Present the following data again exactly as it is shown.

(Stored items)
────────────────────
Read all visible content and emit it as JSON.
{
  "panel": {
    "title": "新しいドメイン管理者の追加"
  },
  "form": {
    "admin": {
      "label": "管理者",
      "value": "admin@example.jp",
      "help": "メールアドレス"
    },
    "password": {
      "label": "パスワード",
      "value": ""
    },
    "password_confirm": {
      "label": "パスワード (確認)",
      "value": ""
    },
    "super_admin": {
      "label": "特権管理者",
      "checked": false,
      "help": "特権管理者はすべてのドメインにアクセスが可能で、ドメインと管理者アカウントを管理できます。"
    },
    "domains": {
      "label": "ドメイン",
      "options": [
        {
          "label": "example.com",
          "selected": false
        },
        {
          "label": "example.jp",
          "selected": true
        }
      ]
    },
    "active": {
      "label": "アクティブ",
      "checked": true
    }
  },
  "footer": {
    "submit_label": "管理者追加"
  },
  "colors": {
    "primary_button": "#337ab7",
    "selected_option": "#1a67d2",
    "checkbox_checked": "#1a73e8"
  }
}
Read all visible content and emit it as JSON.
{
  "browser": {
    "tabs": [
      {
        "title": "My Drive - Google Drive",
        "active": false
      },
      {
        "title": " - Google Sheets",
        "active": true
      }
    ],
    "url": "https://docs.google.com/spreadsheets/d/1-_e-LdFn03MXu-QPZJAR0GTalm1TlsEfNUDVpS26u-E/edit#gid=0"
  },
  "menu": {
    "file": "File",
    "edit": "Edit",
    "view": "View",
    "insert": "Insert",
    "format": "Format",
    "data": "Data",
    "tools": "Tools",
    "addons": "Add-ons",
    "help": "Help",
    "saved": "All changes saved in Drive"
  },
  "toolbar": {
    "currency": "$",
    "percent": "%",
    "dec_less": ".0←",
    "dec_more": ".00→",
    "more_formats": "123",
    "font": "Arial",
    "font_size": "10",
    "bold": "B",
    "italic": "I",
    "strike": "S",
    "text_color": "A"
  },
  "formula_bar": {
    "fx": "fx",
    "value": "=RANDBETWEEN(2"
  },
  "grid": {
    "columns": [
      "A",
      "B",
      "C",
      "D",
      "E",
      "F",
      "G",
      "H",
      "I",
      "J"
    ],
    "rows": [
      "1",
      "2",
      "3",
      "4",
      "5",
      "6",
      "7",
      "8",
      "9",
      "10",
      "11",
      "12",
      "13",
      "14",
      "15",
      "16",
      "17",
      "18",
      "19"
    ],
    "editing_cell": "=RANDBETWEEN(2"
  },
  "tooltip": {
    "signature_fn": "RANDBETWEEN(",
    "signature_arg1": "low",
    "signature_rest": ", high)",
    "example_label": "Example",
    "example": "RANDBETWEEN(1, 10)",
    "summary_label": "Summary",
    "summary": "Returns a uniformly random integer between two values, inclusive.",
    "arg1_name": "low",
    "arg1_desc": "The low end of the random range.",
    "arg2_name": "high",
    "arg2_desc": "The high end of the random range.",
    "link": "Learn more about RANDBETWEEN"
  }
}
────────────────────
- _Answer below_:
Read all visible content and emit it as JSON.
{
  "panel": {
    "title": "新しいドメイン管理者の追加"
  },
  "form": {
    "admin": {
      "label": "管理者",
      "value": "admin@example.jp",
      "help": "メールアドレス"
    },
    "password": {
      "label": "パスワード",
      "value": ""
    },
    "password_confirm": {
      "label": "パスワード (確認)",
      "value": ""
    },
    "super_admin": {
      "label": "特権管理者",
      "checked": false,
      "help": "特権管理者はすべてのドメインにアクセスが可能で、ドメインと管理者アカウントを管理できます。"
    },
    "domains": {
      "label": "ドメイン",
      "options": [
        {
          "label": "example.com",
          "selected": false
        },
        {
          "label": "example.jp",
          "selected": true
        }
      ]
    },
    "active": {
      "label": "アクティブ",
      "checked": true
    }
  },
  "footer": {
    "submit_label": "管理者追加"
  },
  "colors": {
    "primary_button": "#337ab7",
    "selected_option": "#1a67d2",
    "checkbox_checked": "#1a73e8"
  }
}
Read all visible content and emit it as JSON.
{
  "browser": {
    "tabs": [
      {
        "title": "My Drive - Google Drive",
        "active": false
      },
      {
        "title": " - Google Sheets",
        "active": true
      }
    ],
    "url": "https://docs.google.com/spreadsheets/d/1-_e-LdFn03MXu-QPZJAR0GTalm1TlsEfNUDVpS26u-E/edit#gid=0"
  },
  "menu": {
    "file": "File",
    "edit": "Edit",
    "view": "View",
    "insert": "Insert",
    "format": "Format",
    "data": "Data",
    "tools": "Tools",
    "addons": "Add-ons",
    "help": "Help",
    "saved": "All changes saved in Drive"
  },
  "toolbar": {
    "currency": "$",
    "percent": "%",
    "dec_less": ".0←",
    "dec_more": ".00→",
    "more_formats": "123",
    "font": "Arial",
    "font_size": "10",
    "bold": "B",
    "italic": "I",
    "strike": "S",
    "text_color": "A"
  },
  "formula_bar": {
    "fx": "fx",
    "value": "=RANDBETWEEN(2"
  },
  "grid": {
    "columns": [
      "A",
      "B",
      "C",
      "D",
      "E",
      "F",
      "G",
      "H",
      "I",
      "J"
    ],
    "rows": [
      "1",
      "2",
      "3",
      "4",
      "5",
      "6",
      "7",
      "8",
      "9",
      "10",
      "11",
      "12",
      "13",
      "14",
      "15",
      "16",
      "17",
      "18",
      "19"
    ],
    "editing_cell": "=RANDBETWEEN(2"
  },
  "tooltip": {
    "signature_fn": "RANDBETWEEN(",
    "signature_arg1": "low",
    "signature_rest": ", high)",
    "example_label": "Example",
    "example": "RANDBETWEEN(1, 10)",
    "summary_label": "Summary",
    "summary": "Returns a uniformly random integer between two values, inclusive.",
    "arg1_name": "low",
    "arg1_desc": "The low end of the random range.",
    "arg2_name": "high",
    "arg2_desc": "The high end of the random range.",
    "link": "Learn more about RANDBETWEEN"
  }
}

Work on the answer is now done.